## The request
Write out the full set of records exactly. Any pictures in them do not belong in the copy.

## Saved entries
>>>>>

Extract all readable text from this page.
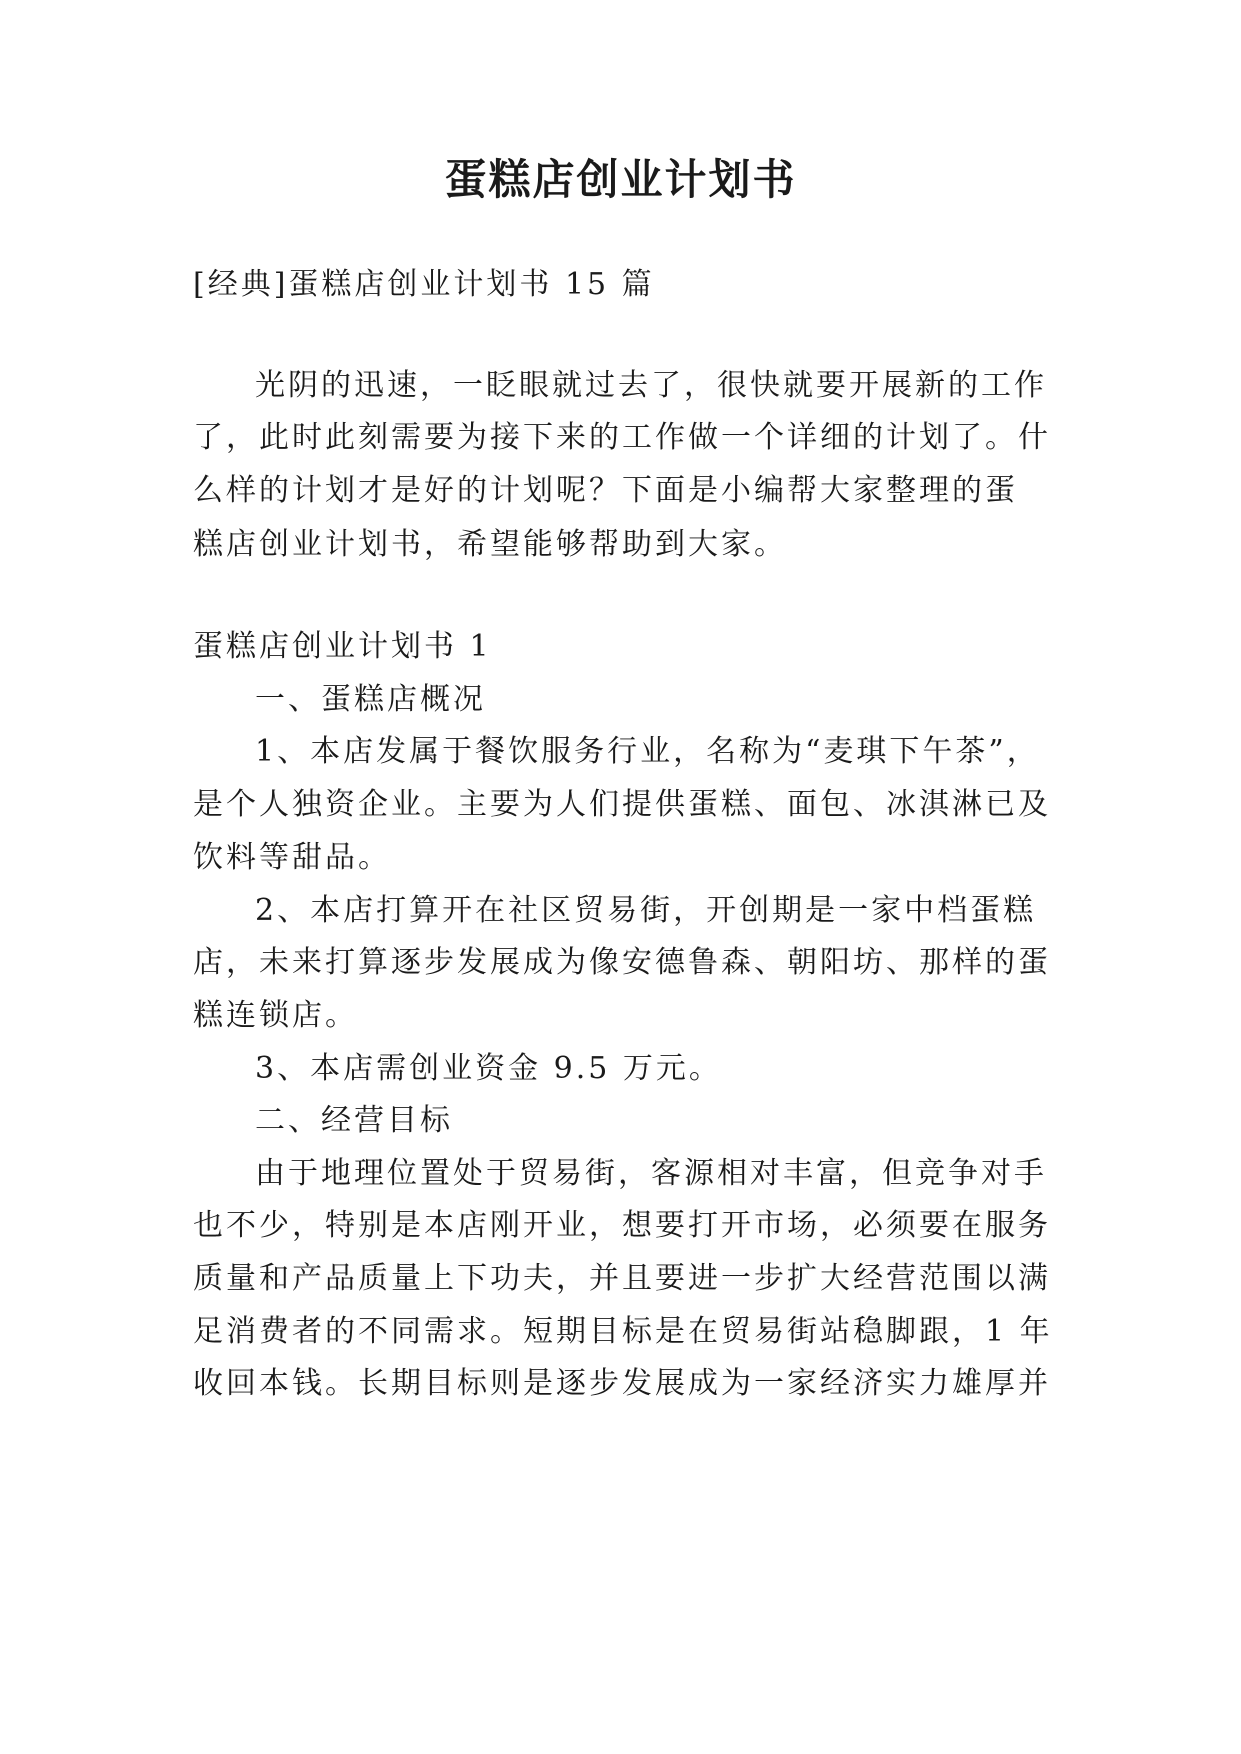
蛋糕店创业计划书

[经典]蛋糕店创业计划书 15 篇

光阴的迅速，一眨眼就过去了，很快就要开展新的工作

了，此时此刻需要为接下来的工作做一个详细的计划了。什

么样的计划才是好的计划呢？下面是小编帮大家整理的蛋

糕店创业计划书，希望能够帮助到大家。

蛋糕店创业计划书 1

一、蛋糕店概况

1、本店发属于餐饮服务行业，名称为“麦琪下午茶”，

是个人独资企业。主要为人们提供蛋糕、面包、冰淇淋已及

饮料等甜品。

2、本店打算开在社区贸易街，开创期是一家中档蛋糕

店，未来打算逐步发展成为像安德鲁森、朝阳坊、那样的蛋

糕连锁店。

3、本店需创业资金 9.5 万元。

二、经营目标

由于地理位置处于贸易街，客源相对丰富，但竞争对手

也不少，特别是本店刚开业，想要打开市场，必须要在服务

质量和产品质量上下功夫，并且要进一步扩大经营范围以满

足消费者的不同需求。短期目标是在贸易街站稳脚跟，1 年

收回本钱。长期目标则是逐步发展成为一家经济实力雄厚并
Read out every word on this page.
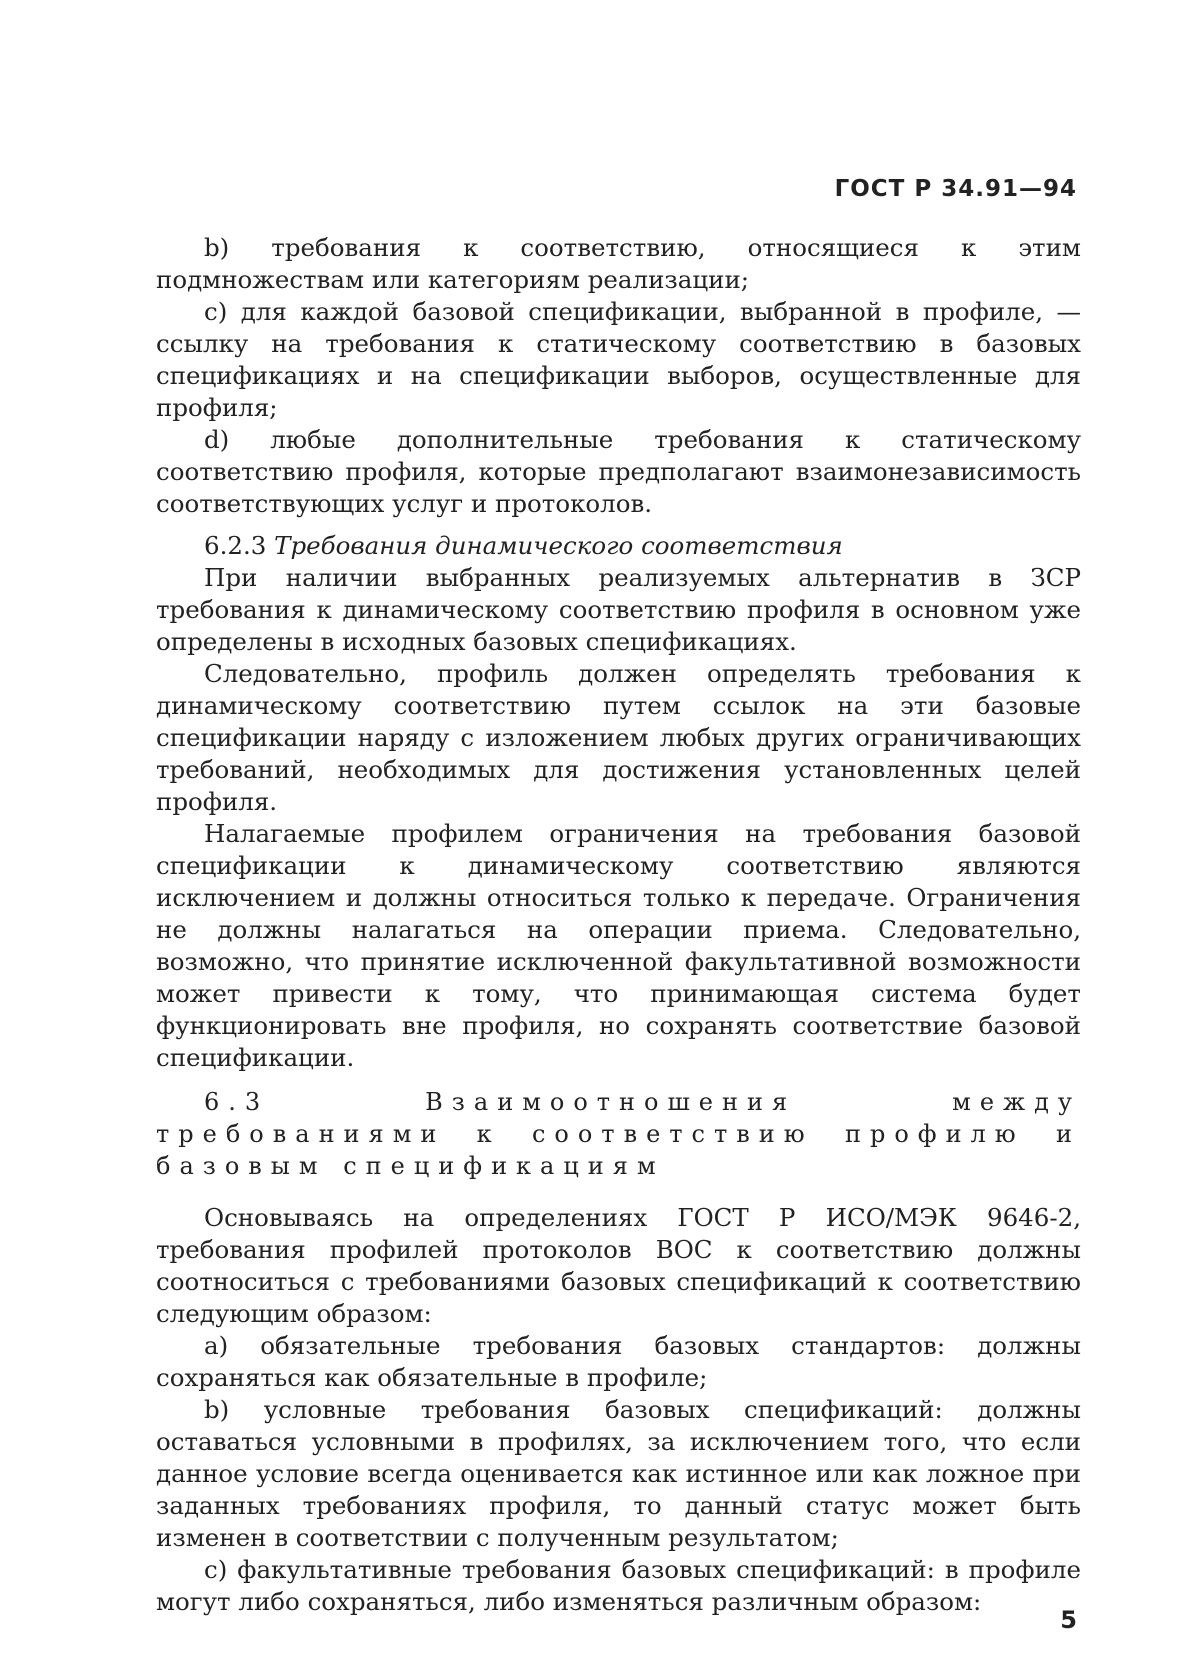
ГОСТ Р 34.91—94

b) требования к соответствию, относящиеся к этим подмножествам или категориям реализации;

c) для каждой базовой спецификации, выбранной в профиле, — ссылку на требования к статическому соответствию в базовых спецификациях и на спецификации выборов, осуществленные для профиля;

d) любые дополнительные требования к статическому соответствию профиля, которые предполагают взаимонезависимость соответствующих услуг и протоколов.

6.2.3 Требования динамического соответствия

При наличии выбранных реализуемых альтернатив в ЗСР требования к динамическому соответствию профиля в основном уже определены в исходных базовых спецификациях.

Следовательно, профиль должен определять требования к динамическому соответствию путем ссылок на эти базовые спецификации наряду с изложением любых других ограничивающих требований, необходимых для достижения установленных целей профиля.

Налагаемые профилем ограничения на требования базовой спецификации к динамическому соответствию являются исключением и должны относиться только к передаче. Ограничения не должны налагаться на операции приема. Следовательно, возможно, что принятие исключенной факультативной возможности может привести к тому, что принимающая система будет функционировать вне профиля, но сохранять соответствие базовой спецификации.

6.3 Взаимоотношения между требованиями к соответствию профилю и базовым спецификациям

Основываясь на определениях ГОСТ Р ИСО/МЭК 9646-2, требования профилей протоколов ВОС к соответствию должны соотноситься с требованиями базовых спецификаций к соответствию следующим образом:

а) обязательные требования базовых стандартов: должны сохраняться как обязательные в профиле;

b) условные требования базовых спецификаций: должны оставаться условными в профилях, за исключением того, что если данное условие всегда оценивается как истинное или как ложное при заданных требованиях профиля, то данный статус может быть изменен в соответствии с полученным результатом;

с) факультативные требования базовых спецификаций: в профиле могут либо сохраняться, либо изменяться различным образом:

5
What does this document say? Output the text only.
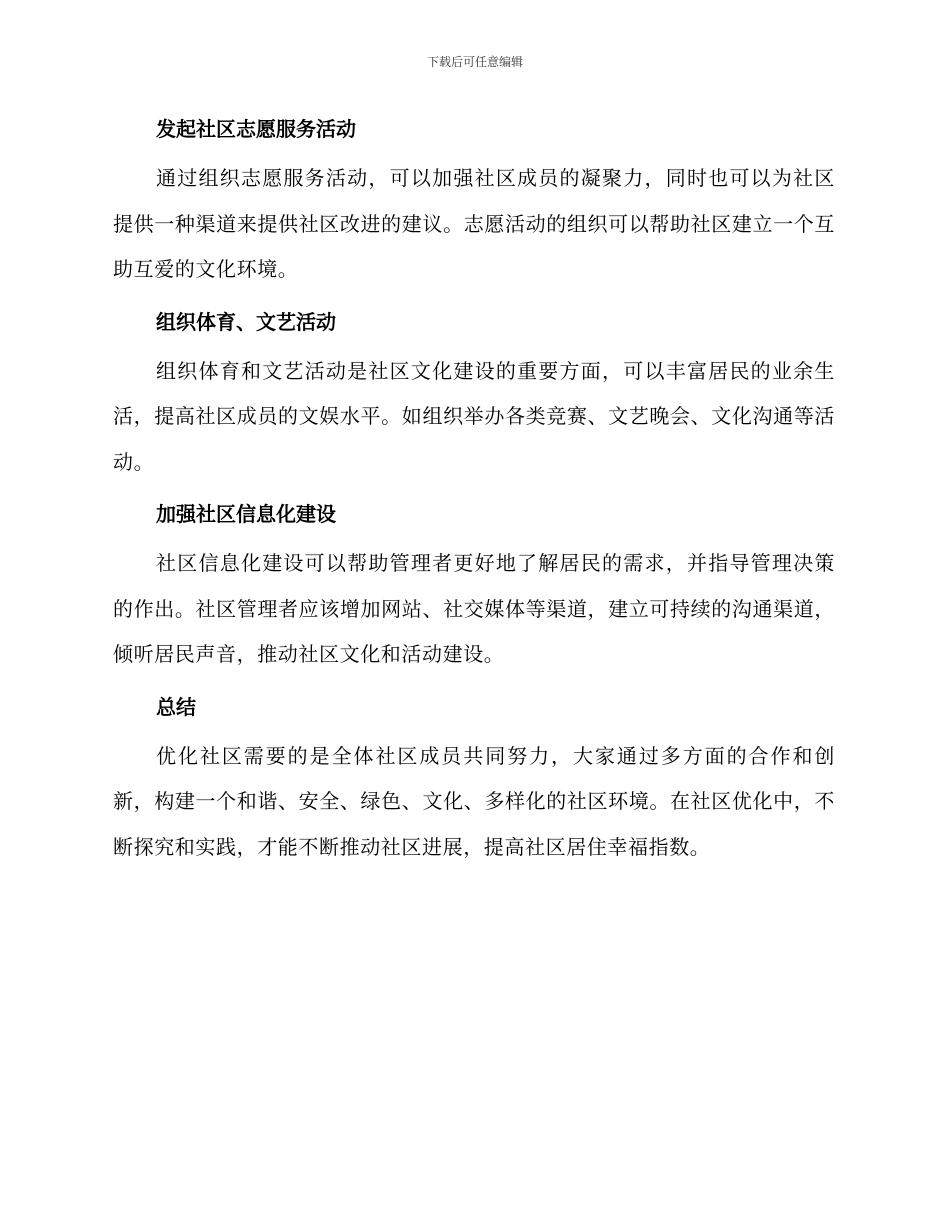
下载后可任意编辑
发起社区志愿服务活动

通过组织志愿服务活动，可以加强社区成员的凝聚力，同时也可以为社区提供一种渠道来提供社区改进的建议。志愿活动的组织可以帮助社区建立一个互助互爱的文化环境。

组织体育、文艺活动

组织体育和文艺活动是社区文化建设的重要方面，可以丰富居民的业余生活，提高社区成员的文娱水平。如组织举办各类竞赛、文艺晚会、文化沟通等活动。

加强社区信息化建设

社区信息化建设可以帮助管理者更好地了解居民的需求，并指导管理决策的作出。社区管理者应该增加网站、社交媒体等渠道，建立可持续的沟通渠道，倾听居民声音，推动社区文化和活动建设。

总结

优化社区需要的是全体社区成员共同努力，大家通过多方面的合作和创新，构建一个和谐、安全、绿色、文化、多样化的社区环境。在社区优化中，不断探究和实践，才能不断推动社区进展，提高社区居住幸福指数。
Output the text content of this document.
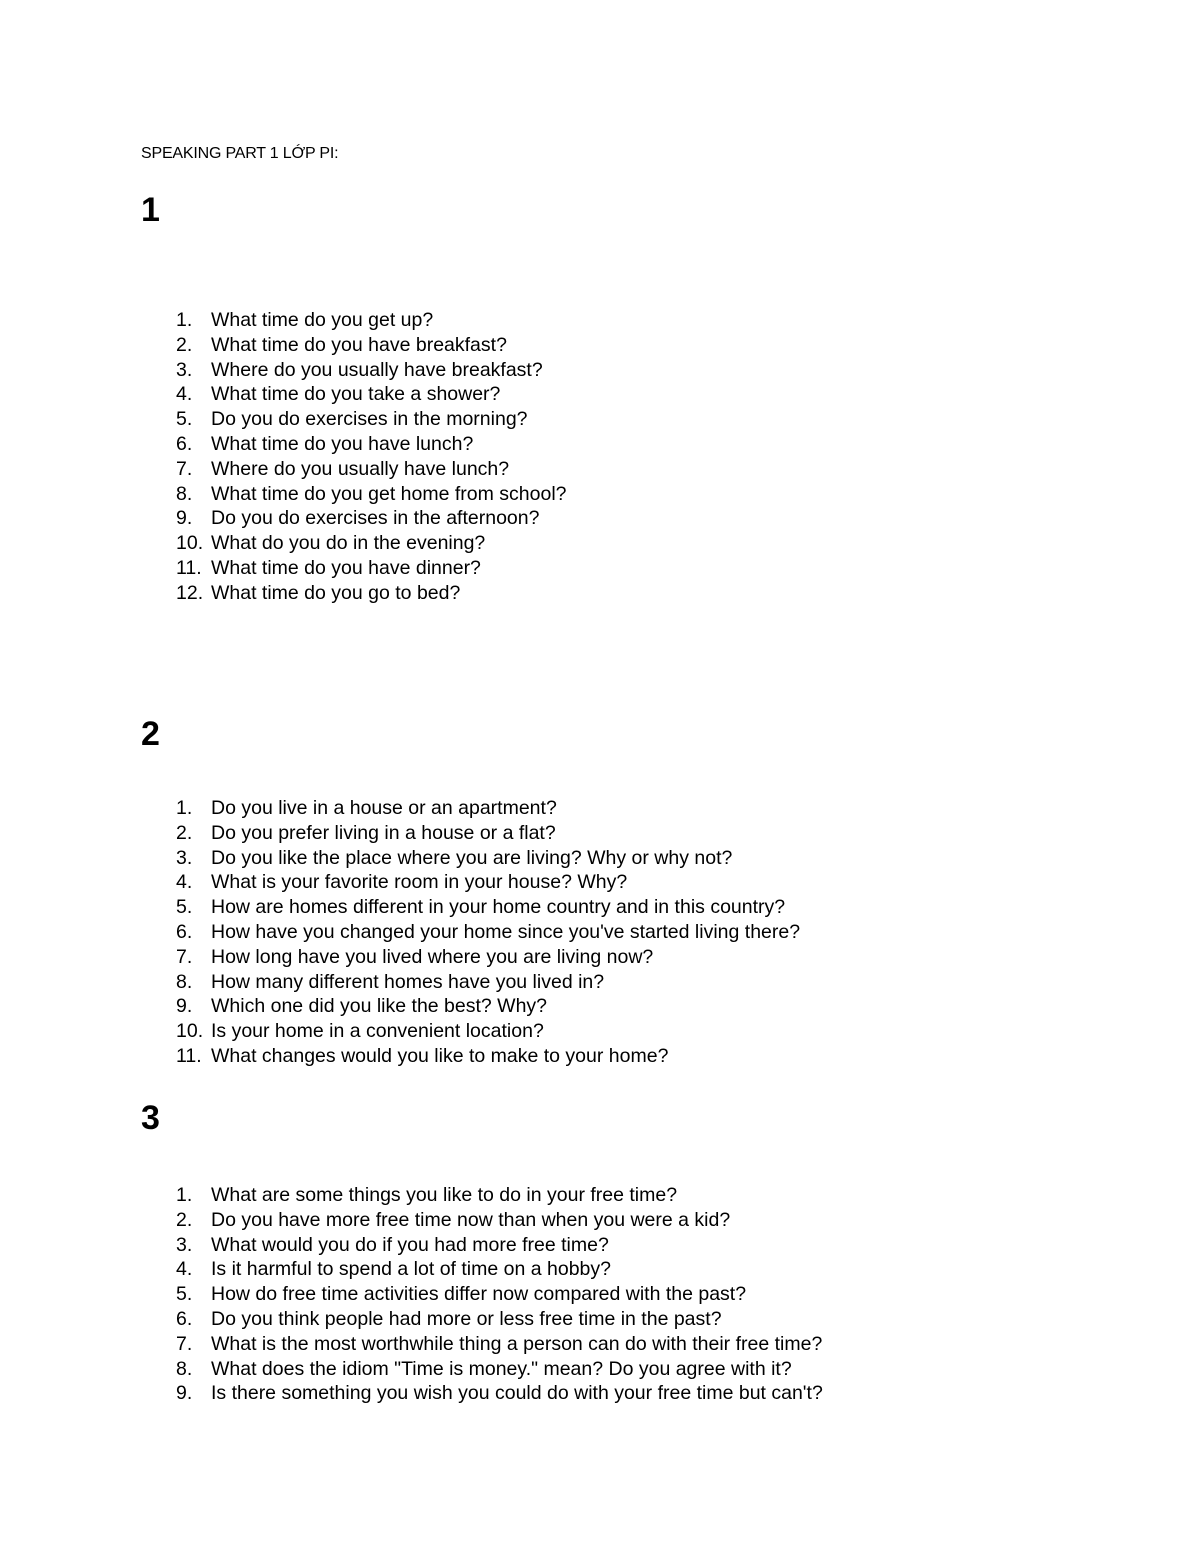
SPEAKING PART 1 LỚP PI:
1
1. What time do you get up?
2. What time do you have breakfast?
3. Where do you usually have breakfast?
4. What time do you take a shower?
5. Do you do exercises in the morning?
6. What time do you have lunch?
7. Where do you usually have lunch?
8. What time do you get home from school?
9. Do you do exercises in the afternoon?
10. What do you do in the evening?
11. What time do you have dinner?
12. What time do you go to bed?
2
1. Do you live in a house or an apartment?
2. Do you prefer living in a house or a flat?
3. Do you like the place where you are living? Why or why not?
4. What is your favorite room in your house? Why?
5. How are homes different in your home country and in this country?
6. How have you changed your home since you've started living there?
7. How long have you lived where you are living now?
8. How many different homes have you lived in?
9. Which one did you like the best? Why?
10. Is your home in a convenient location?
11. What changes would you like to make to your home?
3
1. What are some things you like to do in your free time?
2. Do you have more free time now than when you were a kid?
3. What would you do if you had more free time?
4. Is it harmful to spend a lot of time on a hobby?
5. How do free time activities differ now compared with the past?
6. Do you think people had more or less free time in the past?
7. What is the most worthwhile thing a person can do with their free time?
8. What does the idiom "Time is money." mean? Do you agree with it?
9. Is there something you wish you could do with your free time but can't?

<<<<<

## Solution for this exercise
Extract all readable text from this page.
蛋糕店创业计划书

[经典]蛋糕店创业计划书 15 篇

光阴的迅速，一眨眼就过去了，很快就要开展新的工作

了，此时此刻需要为接下来的工作做一个详细的计划了。什

么样的计划才是好的计划呢？下面是小编帮大家整理的蛋

糕店创业计划书，希望能够帮助到大家。

蛋糕店创业计划书 1

一、蛋糕店概况

1、本店发属于餐饮服务行业，名称为“麦琪下午茶”，

是个人独资企业。主要为人们提供蛋糕、面包、冰淇淋已及

饮料等甜品。

2、本店打算开在社区贸易街，开创期是一家中档蛋糕

店，未来打算逐步发展成为像安德鲁森、朝阳坊、那样的蛋

糕连锁店。

3、本店需创业资金 9.5 万元。

二、经营目标

由于地理位置处于贸易街，客源相对丰富，但竞争对手

也不少，特别是本店刚开业，想要打开市场，必须要在服务

质量和产品质量上下功夫，并且要进一步扩大经营范围以满

足消费者的不同需求。短期目标是在贸易街站稳脚跟，1 年

收回本钱。长期目标则是逐步发展成为一家经济实力雄厚并
Read out every word on this page.
ГОСТ Р 34.91—94

b) требования к соответствию, относящиеся к этим подмножествам или категориям реализации;

c) для каждой базовой спецификации, выбранной в профиле, — ссылку на требования к статическому соответствию в базовых спецификациях и на спецификации выборов, осуществленные для профиля;

d) любые дополнительные требования к статическому соответствию профиля, которые предполагают взаимонезависимость соответствующих услуг и протоколов.

6.2.3 Требования динамического соответствия

При наличии выбранных реализуемых альтернатив в ЗСР требования к динамическому соответствию профиля в основном уже определены в исходных базовых спецификациях.

Следовательно, профиль должен определять требования к динамическому соответствию путем ссылок на эти базовые спецификации наряду с изложением любых других ограничивающих требований, необходимых для достижения установленных целей профиля.

Налагаемые профилем ограничения на требования базовой спецификации к динамическому соответствию являются исключением и должны относиться только к передаче. Ограничения не должны налагаться на операции приема. Следовательно, возможно, что принятие исключенной факультативной возможности может привести к тому, что принимающая система будет функционировать вне профиля, но сохранять соответствие базовой спецификации.

6.3 Взаимоотношения между требованиями к соответствию профилю и базовым спецификациям

Основываясь на определениях ГОСТ Р ИСО/МЭК 9646-2, требования профилей протоколов ВОС к соответствию должны соотноситься с требованиями базовых спецификаций к соответствию следующим образом:

а) обязательные требования базовых стандартов: должны сохраняться как обязательные в профиле;

b) условные требования базовых спецификаций: должны оставаться условными в профилях, за исключением того, что если данное условие всегда оценивается как истинное или как ложное при заданных требованиях профиля, то данный статус может быть изменен в соответствии с полученным результатом;

с) факультативные требования базовых спецификаций: в профиле могут либо сохраняться, либо изменяться различным образом:

5
What does this document say? Output the text only.
下载后可任意编辑
发起社区志愿服务活动

通过组织志愿服务活动，可以加强社区成员的凝聚力，同时也可以为社区提供一种渠道来提供社区改进的建议。志愿活动的组织可以帮助社区建立一个互助互爱的文化环境。

组织体育、文艺活动

组织体育和文艺活动是社区文化建设的重要方面，可以丰富居民的业余生活，提高社区成员的文娱水平。如组织举办各类竞赛、文艺晚会、文化沟通等活动。

加强社区信息化建设

社区信息化建设可以帮助管理者更好地了解居民的需求，并指导管理决策的作出。社区管理者应该增加网站、社交媒体等渠道，建立可持续的沟通渠道，倾听居民声音，推动社区文化和活动建设。

总结

优化社区需要的是全体社区成员共同努力，大家通过多方面的合作和创新，构建一个和谐、安全、绿色、文化、多样化的社区环境。在社区优化中，不断探究和实践，才能不断推动社区进展，提高社区居住幸福指数。
Output the text content of this document.
SPEAKING PART 1 LỚP PI:
1
1. What time do you get up?
2. What time do you have breakfast?
3. Where do you usually have breakfast?
4. What time do you take a shower?
5. Do you do exercises in the morning?
6. What time do you have lunch?
7. Where do you usually have lunch?
8. What time do you get home from school?
9. Do you do exercises in the afternoon?
10. What do you do in the evening?
11. What time do you have dinner?
12. What time do you go to bed?
2
1. Do you live in a house or an apartment?
2. Do you prefer living in a house or a flat?
3. Do you like the place where you are living? Why or why not?
4. What is your favorite room in your house? Why?
5. How are homes different in your home country and in this country?
6. How have you changed your home since you've started living there?
7. How long have you lived where you are living now?
8. How many different homes have you lived in?
9. Which one did you like the best? Why?
10. Is your home in a convenient location?
11. What changes would you like to make to your home?
3
1. What are some things you like to do in your free time?
2. Do you have more free time now than when you were a kid?
3. What would you do if you had more free time?
4. Is it harmful to spend a lot of time on a hobby?
5. How do free time activities differ now compared with the past?
6. Do you think people had more or less free time in the past?
7. What is the most worthwhile thing a person can do with their free time?
8. What does the idiom "Time is money." mean? Do you agree with it?
9. Is there something you wish you could do with your free time but can't?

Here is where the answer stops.